BEGIN RAW RECORDS

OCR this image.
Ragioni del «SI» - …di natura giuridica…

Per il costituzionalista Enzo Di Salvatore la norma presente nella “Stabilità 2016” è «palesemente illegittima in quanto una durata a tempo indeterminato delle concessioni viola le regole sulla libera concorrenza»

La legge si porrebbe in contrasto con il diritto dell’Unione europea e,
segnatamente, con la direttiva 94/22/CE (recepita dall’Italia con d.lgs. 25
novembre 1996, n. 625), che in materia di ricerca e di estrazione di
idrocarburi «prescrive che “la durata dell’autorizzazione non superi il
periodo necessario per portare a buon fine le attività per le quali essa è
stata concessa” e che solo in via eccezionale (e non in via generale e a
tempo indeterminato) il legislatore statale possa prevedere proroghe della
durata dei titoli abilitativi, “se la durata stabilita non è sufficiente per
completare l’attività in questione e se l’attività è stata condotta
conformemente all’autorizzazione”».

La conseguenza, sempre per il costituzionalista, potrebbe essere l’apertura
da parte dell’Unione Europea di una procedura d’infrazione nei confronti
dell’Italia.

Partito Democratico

END RAW RECORDS

▶ GIVEN REQUEST: Write the data back out verbatim.

▶ ANSWER FOR THE TASK:
OCR this image.
Ragioni del «SI» - …di natura giuridica…

Per il costituzionalista Enzo Di Salvatore la norma presente nella “Stabilità 2016” è «palesemente illegittima in quanto una durata a tempo indeterminato delle concessioni viola le regole sulla libera concorrenza»

La legge si porrebbe in contrasto con il diritto dell’Unione europea e,
segnatamente, con la direttiva 94/22/CE (recepita dall’Italia con d.lgs. 25
novembre 1996, n. 625), che in materia di ricerca e di estrazione di
idrocarburi «prescrive che “la durata dell’autorizzazione non superi il
periodo necessario per portare a buon fine le attività per le quali essa è
stata concessa” e che solo in via eccezionale (e non in via generale e a
tempo indeterminato) il legislatore statale possa prevedere proroghe della
durata dei titoli abilitativi, “se la durata stabilita non è sufficiente per
completare l’attività in questione e se l’attività è stata condotta
conformemente all’autorizzazione”».

La conseguenza, sempre per il costituzionalista, potrebbe essere l’apertura
da parte dell’Unione Europea di una procedura d’infrazione nei confronti
dell’Italia.

Partito Democratico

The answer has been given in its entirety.